Instruction: Can you give all the records again without altering a single character?

◇ ◇ ◇ ◇

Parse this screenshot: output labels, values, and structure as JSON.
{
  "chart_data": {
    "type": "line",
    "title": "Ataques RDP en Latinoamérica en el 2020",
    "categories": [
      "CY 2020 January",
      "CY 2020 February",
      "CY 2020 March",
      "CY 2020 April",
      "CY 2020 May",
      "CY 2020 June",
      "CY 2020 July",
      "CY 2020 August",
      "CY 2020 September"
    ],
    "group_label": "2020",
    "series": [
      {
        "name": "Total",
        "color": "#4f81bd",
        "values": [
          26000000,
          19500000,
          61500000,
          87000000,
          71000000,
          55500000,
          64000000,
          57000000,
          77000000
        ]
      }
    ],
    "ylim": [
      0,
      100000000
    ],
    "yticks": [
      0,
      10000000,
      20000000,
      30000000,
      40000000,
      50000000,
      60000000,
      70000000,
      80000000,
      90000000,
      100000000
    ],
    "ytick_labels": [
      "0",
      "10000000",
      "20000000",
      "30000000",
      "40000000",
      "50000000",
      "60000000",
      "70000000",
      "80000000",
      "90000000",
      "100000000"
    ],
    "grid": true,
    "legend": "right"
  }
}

◇ ◇ ◇ ◇

Worked answer:
Parse this screenshot: output labels, values, and structure as JSON.
{
  "chart_data": {
    "type": "line",
    "title": "Ataques RDP en Latinoamérica en el 2020",
    "categories": [
      "CY 2020 January",
      "CY 2020 February",
      "CY 2020 March",
      "CY 2020 April",
      "CY 2020 May",
      "CY 2020 June",
      "CY 2020 July",
      "CY 2020 August",
      "CY 2020 September"
    ],
    "group_label": "2020",
    "series": [
      {
        "name": "Total",
        "color": "#4f81bd",
        "values": [
          26000000,
          19500000,
          61500000,
          87000000,
          71000000,
          55500000,
          64000000,
          57000000,
          77000000
        ]
      }
    ],
    "ylim": [
      0,
      100000000
    ],
    "yticks": [
      0,
      10000000,
      20000000,
      30000000,
      40000000,
      50000000,
      60000000,
      70000000,
      80000000,
      90000000,
      100000000
    ],
    "ytick_labels": [
      "0",
      "10000000",
      "20000000",
      "30000000",
      "40000000",
      "50000000",
      "60000000",
      "70000000",
      "80000000",
      "90000000",
      "100000000"
    ],
    "grid": true,
    "legend": "right"
  }
}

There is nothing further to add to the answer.